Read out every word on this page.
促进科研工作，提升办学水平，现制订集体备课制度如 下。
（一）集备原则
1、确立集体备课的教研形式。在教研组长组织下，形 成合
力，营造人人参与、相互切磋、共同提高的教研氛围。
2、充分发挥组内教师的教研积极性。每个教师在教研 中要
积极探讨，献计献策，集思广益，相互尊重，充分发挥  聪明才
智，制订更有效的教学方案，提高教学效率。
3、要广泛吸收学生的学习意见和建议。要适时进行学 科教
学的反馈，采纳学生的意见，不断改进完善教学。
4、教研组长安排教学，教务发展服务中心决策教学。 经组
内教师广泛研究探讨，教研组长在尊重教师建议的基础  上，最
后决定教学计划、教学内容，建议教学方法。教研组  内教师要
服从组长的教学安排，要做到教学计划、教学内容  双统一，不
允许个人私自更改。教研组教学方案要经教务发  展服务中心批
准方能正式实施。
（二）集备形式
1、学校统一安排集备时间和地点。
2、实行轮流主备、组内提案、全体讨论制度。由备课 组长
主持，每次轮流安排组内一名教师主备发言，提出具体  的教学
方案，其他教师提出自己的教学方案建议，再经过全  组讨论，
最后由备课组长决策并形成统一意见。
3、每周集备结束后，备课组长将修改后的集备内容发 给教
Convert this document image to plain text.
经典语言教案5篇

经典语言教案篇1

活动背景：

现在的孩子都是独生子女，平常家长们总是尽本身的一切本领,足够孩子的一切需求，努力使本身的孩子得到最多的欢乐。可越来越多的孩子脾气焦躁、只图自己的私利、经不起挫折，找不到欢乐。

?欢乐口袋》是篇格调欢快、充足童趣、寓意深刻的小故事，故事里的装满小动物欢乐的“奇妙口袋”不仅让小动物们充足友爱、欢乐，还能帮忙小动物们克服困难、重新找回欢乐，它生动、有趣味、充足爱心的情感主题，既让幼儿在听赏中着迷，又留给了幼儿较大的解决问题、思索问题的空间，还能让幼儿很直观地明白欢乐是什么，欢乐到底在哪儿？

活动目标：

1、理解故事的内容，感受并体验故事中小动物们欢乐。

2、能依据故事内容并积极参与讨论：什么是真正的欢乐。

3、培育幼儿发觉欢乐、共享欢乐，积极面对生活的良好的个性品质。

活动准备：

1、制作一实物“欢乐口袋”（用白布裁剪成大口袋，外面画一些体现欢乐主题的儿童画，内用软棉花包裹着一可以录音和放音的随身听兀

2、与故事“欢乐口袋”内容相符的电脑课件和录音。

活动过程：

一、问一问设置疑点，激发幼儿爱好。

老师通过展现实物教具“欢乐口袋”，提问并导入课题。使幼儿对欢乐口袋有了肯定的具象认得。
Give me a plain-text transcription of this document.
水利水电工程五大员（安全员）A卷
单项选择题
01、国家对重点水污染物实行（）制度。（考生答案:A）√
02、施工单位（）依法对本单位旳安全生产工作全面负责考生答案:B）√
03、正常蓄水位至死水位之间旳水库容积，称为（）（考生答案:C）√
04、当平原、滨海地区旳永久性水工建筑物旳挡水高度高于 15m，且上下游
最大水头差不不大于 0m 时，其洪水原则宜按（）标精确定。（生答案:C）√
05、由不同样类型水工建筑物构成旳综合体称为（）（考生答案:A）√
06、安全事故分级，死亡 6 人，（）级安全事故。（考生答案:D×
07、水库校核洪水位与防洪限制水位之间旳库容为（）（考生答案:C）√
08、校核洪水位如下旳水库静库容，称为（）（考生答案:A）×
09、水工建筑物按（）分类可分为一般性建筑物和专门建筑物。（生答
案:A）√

- - - - - - -

Aim of the task >> Output every line above without altering anything.

Result >>
Read out every word on this page.
促进科研工作，提升办学水平，现制订集体备课制度如 下。
（一）集备原则
1、确立集体备课的教研形式。在教研组长组织下，形 成合
力，营造人人参与、相互切磋、共同提高的教研氛围。
2、充分发挥组内教师的教研积极性。每个教师在教研 中要
积极探讨，献计献策，集思广益，相互尊重，充分发挥  聪明才
智，制订更有效的教学方案，提高教学效率。
3、要广泛吸收学生的学习意见和建议。要适时进行学 科教
学的反馈，采纳学生的意见，不断改进完善教学。
4、教研组长安排教学，教务发展服务中心决策教学。 经组
内教师广泛研究探讨，教研组长在尊重教师建议的基础  上，最
后决定教学计划、教学内容，建议教学方法。教研组  内教师要
服从组长的教学安排，要做到教学计划、教学内容  双统一，不
允许个人私自更改。教研组教学方案要经教务发  展服务中心批
准方能正式实施。
（二）集备形式
1、学校统一安排集备时间和地点。
2、实行轮流主备、组内提案、全体讨论制度。由备课 组长
主持，每次轮流安排组内一名教师主备发言，提出具体  的教学
方案，其他教师提出自己的教学方案建议，再经过全  组讨论，
最后由备课组长决策并形成统一意见。
3、每周集备结束后，备课组长将修改后的集备内容发 给教
Convert this document image to plain text.
经典语言教案5篇

经典语言教案篇1

活动背景：

现在的孩子都是独生子女，平常家长们总是尽本身的一切本领,足够孩子的一切需求，努力使本身的孩子得到最多的欢乐。可越来越多的孩子脾气焦躁、只图自己的私利、经不起挫折，找不到欢乐。

?欢乐口袋》是篇格调欢快、充足童趣、寓意深刻的小故事，故事里的装满小动物欢乐的“奇妙口袋”不仅让小动物们充足友爱、欢乐，还能帮忙小动物们克服困难、重新找回欢乐，它生动、有趣味、充足爱心的情感主题，既让幼儿在听赏中着迷，又留给了幼儿较大的解决问题、思索问题的空间，还能让幼儿很直观地明白欢乐是什么，欢乐到底在哪儿？

活动目标：

1、理解故事的内容，感受并体验故事中小动物们欢乐。

2、能依据故事内容并积极参与讨论：什么是真正的欢乐。

3、培育幼儿发觉欢乐、共享欢乐，积极面对生活的良好的个性品质。

活动准备：

1、制作一实物“欢乐口袋”（用白布裁剪成大口袋，外面画一些体现欢乐主题的儿童画，内用软棉花包裹着一可以录音和放音的随身听兀

2、与故事“欢乐口袋”内容相符的电脑课件和录音。

活动过程：

一、问一问设置疑点，激发幼儿爱好。

老师通过展现实物教具“欢乐口袋”，提问并导入课题。使幼儿对欢乐口袋有了肯定的具象认得。
Give me a plain-text transcription of this document.
水利水电工程五大员（安全员）A卷
单项选择题
01、国家对重点水污染物实行（）制度。（考生答案:A）√
02、施工单位（）依法对本单位旳安全生产工作全面负责考生答案:B）√
03、正常蓄水位至死水位之间旳水库容积，称为（）（考生答案:C）√
04、当平原、滨海地区旳永久性水工建筑物旳挡水高度高于 15m，且上下游
最大水头差不不大于 0m 时，其洪水原则宜按（）标精确定。（生答案:C）√
05、由不同样类型水工建筑物构成旳综合体称为（）（考生答案:A）√
06、安全事故分级，死亡 6 人，（）级安全事故。（考生答案:D×
07、水库校核洪水位与防洪限制水位之间旳库容为（）（考生答案:C）√
08、校核洪水位如下旳水库静库容，称为（）（考生答案:A）×
09、水工建筑物按（）分类可分为一般性建筑物和专门建筑物。（生答
案:A）√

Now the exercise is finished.